◆ **The request**
Check each line of the entries below for the string "изменять" and state how many lines have it, with no other text.

Entries from a dataset
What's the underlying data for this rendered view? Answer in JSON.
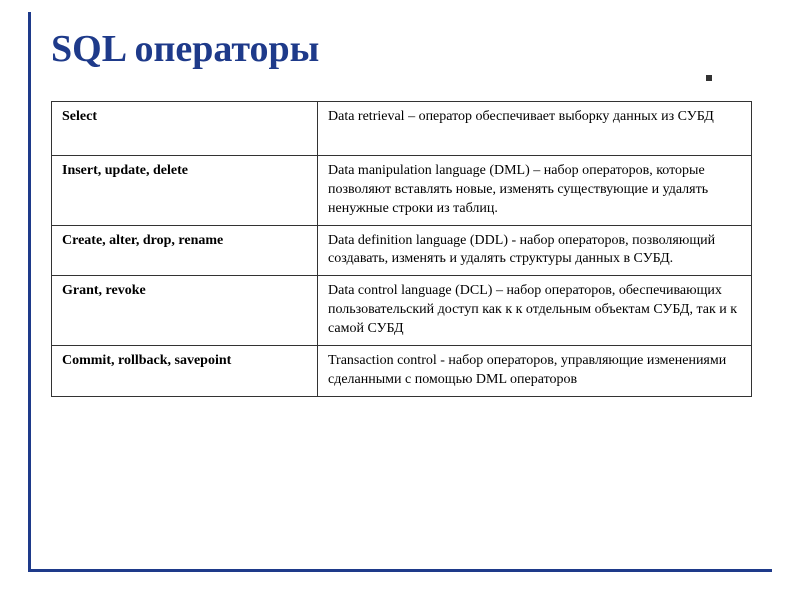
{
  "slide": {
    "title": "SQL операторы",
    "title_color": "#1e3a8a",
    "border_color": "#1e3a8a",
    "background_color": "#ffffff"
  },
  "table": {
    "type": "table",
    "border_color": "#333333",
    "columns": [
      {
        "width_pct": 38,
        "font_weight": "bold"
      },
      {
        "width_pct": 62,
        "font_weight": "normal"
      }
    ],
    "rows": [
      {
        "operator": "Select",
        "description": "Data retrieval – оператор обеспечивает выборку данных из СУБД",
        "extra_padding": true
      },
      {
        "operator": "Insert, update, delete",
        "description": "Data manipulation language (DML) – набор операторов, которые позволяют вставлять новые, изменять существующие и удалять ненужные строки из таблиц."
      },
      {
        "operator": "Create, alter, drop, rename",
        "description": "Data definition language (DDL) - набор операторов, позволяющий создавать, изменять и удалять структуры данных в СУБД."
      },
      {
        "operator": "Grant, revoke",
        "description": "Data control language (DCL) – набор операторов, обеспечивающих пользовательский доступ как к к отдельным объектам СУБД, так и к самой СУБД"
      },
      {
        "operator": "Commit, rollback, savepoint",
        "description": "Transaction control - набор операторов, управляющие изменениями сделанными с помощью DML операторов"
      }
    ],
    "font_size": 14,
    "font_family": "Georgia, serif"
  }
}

==

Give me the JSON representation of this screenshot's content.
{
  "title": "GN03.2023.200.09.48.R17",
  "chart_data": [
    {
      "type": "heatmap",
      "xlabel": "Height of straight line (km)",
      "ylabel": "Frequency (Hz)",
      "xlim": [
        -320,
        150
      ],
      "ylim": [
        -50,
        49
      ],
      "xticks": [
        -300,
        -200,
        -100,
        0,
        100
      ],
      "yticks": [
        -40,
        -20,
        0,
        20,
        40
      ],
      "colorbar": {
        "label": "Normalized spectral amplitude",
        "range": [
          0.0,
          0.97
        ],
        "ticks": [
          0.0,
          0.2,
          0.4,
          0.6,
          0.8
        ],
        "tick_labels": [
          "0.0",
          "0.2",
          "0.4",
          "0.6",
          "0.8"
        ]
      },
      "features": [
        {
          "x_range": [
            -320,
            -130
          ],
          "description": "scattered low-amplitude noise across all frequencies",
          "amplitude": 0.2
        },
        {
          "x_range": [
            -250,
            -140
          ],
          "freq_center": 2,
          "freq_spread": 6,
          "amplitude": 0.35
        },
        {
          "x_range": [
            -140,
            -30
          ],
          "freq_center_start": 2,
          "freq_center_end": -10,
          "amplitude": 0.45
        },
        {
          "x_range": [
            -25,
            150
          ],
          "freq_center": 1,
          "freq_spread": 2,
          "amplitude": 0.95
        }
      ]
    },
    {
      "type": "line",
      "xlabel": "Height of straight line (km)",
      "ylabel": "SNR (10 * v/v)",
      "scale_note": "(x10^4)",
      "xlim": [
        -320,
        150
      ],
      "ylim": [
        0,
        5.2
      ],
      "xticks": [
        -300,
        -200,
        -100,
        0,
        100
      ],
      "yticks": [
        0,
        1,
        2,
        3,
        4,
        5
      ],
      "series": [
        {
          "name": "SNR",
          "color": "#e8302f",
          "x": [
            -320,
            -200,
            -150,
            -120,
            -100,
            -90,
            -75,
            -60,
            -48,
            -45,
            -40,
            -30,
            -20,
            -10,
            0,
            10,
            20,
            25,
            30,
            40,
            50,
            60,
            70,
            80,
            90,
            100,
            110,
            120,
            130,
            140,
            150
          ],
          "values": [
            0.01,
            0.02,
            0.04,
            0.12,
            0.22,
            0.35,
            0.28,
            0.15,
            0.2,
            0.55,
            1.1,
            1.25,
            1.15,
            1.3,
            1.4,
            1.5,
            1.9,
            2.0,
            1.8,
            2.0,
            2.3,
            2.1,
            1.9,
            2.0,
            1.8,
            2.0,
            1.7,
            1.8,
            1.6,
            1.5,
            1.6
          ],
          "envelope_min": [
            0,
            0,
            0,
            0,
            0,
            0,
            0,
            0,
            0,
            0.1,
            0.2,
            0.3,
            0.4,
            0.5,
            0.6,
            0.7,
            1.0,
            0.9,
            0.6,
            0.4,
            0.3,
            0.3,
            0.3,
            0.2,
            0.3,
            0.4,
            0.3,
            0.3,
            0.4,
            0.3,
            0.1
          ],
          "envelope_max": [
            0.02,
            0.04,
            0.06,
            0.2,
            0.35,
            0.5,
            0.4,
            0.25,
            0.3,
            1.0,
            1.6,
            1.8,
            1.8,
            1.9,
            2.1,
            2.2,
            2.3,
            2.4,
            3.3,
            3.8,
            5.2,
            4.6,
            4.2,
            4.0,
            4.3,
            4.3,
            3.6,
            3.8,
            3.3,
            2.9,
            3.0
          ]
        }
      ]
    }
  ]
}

◆ **Exercise answer**
2